# [提示文]
********

列レベル セキュリティを使用すると、テーブル内の特定の列にアクセスできるユーザーを指定できます。 これは、テーブルに対して GRANT または DENY ステートメントを発行し、このときに列の一覧とそれらの読み取りが可能または可能でないユーザーまたはロールを指定することで実装されます。 アクセス管理を効率化するには、アクセス許可を個々のユーザーでなくロールに割り当てます。 この演習では、テーブルを作成し、テーブル上の列のサブセットへのアクセスを許可し、制限された列は自分以外のユーザーが表示できないことをテストします。

  1. 前の演習で作成したウェアハウスで、[新規 SQL クエリ] ドロップダウンを選択します。 [空白] ヘッダーで、[新規 SQL クエリ] を選択します。

  2. テーブルを作成し、テーブルにデータを挿入します。

    CREATE TABLE dbo.Orders
    (   
        OrderID INT,   
        CustomerID INT,  
        CreditCard VARCHAR(20)      
    );   
    INSERT dbo.Orders (OrderID, CustomerID, CreditCard) VALUES
    (1234, 5678, '111111111111111'),
    (2341, 6785, '222222222222222'),
    (3412, 7856, '333333333333333');   
    SELECT * FROM dbo.Orders;
    
  3. テーブル内の列を表示するためのアクセス許可を拒否します。 T-SQL ステートメントを使用すると、<username>@<your_domain>.com は Orders テーブル内の CreditCard 列を表示できなくなります。 DENY ステートメントで、<username>@<your_domain>.com をワークスペースに対するビューアー アクセス許可を持つシステム内のユーザー名に置き換えます。

    DENY SELECT ON dbo.Orders (CreditCard) TO [<username>@<your_domain>.com];
    
  4. 選択したアクセス許可を禁止したユーザーとして Fabric にログインして、列レベル セキュリティをテストします。

  5. Orders テーブルに対してクエリを実行し、列レベル セキュリティが予期したとおりに動作することを確認します。 次のクエリでは、OrderID 列と CustomerID 列のみが返され、CreditCard 列は返されません。

    SELECT * FROM dbo.Orders;
    

    CreditCard 列へのアクセスが制限されているため、エラーが表示されます。 OrderID フィールドと CustomerID フィールドのみを選択してみてください。このクエリは成功します。

    SELECT OrderID, CustomerID from dbo.Orders
    

T-SQL を使用して SQL の詳細なアクセス許可を構成する

Fabric にはアクセス許可モデルがあり、これを使用すると、ワークスペース レベルおよび項目レベルでデータへのアクセスを制御できます。 Fabric ウェアハウス内でセキュリティ保護可能なリソースを使用してユーザーが実行できる操作をより細かく制御する必要がある場合は、標準の SQL データ制御言語 (DCL) の GRANTDENYREVOKE の各コマンドを使用できます。 この演習では、オブジェクトを作成し、それらを GRANTDENY を使用してセキュリティで保護し、その後クエリを実行して、詳細なアクセス許可の適用の効果を確かめます。

********

# [表示データ]
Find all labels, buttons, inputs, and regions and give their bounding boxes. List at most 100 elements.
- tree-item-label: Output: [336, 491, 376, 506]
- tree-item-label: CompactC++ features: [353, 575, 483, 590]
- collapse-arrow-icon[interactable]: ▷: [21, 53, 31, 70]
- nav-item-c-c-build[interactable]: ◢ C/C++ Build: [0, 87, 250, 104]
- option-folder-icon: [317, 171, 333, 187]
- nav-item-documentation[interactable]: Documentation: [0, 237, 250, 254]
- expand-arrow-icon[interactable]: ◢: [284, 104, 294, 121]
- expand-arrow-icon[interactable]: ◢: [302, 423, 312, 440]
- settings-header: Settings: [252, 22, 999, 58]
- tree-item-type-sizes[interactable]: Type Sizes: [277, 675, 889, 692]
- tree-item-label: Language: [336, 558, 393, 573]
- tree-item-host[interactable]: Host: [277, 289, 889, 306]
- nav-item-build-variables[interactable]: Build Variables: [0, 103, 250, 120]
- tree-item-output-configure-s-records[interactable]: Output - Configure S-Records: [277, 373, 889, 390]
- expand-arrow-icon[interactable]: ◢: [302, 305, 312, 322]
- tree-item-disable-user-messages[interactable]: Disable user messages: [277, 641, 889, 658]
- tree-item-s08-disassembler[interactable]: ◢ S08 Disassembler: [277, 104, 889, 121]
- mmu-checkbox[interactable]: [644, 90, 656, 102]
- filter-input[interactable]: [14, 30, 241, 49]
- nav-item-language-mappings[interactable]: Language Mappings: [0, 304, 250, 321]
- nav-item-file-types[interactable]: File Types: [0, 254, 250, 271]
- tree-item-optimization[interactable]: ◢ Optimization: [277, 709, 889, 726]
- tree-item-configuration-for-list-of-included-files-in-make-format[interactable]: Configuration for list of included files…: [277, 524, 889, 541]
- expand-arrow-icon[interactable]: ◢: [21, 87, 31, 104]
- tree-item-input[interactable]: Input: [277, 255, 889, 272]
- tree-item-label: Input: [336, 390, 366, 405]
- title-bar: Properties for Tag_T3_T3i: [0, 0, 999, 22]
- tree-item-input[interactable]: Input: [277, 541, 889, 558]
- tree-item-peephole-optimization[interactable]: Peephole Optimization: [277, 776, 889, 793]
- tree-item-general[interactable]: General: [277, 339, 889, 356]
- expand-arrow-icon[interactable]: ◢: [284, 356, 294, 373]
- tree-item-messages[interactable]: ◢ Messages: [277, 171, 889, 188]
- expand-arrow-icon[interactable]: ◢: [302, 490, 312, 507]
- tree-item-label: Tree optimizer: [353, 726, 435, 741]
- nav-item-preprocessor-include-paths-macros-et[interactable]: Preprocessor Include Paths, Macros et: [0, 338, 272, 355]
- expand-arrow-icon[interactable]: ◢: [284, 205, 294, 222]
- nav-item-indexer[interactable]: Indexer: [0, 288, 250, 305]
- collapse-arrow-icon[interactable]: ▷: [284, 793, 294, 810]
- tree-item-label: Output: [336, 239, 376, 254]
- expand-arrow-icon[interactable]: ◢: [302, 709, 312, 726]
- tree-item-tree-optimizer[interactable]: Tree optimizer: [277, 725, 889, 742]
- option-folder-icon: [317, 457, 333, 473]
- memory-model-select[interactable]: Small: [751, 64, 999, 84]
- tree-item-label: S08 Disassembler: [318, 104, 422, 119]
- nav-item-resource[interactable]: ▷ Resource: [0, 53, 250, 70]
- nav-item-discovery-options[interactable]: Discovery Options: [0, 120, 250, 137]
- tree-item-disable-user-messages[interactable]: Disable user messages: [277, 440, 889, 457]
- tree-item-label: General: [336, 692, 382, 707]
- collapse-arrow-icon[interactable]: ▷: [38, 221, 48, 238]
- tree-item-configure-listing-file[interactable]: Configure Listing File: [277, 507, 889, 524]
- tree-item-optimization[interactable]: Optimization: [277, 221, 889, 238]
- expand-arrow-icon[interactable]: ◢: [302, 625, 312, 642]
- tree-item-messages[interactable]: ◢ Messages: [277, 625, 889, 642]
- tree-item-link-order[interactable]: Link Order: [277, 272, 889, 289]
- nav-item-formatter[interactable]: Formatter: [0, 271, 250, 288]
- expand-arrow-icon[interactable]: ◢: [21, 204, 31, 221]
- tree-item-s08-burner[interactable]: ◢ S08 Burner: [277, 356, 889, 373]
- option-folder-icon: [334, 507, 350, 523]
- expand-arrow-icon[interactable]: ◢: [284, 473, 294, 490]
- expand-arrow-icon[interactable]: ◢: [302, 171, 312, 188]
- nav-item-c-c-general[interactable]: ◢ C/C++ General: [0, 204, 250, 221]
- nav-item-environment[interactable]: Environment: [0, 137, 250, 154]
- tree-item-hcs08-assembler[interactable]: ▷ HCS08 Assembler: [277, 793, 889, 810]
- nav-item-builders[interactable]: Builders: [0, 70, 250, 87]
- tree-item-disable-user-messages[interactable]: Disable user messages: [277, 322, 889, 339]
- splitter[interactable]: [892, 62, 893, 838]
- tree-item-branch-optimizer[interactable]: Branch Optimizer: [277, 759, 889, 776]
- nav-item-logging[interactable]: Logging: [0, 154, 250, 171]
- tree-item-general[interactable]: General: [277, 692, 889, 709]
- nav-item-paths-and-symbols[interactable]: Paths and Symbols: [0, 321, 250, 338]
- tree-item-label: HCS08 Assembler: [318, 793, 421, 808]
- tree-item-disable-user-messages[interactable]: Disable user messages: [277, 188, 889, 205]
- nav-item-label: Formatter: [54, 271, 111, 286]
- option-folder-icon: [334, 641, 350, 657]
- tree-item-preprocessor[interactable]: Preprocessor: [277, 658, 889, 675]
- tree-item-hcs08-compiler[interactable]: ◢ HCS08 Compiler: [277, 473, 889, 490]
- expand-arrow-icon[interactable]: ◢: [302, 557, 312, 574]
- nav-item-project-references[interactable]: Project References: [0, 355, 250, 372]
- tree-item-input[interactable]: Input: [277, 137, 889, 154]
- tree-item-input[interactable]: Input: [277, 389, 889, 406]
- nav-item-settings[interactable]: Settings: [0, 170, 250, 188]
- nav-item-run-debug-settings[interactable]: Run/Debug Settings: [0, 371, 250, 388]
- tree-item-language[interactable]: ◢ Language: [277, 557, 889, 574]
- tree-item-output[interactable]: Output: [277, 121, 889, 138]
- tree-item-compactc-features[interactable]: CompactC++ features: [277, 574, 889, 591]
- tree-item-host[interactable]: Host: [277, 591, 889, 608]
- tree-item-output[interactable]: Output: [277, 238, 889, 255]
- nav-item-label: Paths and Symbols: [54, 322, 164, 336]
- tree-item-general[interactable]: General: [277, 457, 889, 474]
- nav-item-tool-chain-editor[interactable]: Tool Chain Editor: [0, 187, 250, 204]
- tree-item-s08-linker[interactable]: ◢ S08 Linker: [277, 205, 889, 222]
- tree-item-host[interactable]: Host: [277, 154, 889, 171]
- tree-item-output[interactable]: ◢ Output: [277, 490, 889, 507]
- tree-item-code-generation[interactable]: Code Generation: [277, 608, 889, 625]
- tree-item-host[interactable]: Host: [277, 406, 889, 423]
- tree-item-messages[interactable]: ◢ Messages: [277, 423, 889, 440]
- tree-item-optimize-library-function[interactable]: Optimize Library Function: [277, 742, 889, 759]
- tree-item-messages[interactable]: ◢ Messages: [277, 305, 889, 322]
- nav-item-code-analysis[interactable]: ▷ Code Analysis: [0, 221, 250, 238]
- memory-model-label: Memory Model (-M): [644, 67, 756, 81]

********

# [作業指示]
提示文のうち、「3. テーブル内の列を表示するためのアクセス許可を拒否します。 T-SQL」から始まって「Fabric にログインして、列レベル セキュリティをテストします。」までの部分を、一字一句変えずに書き写す。

# [解答欄]
3. テーブル内の列を表示するためのアクセス許可を拒否します。 T-SQL ステートメントを使用すると、<username>@<your_domain>.com は Orders テーブル内の CreditCard 列を表示できなくなります。 DENY ステートメントで、<username>@<your_domain>.com をワークスペースに対するビューアー アクセス許可を持つシステム内のユーザー名に置き換えます。

    DENY SELECT ON dbo.Orders (CreditCard) TO [<username>@<your_domain>.com];
    
  4. 選択したアクセス許可を禁止したユーザーとして Fabric にログインして、列レベル セキュリティをテストします。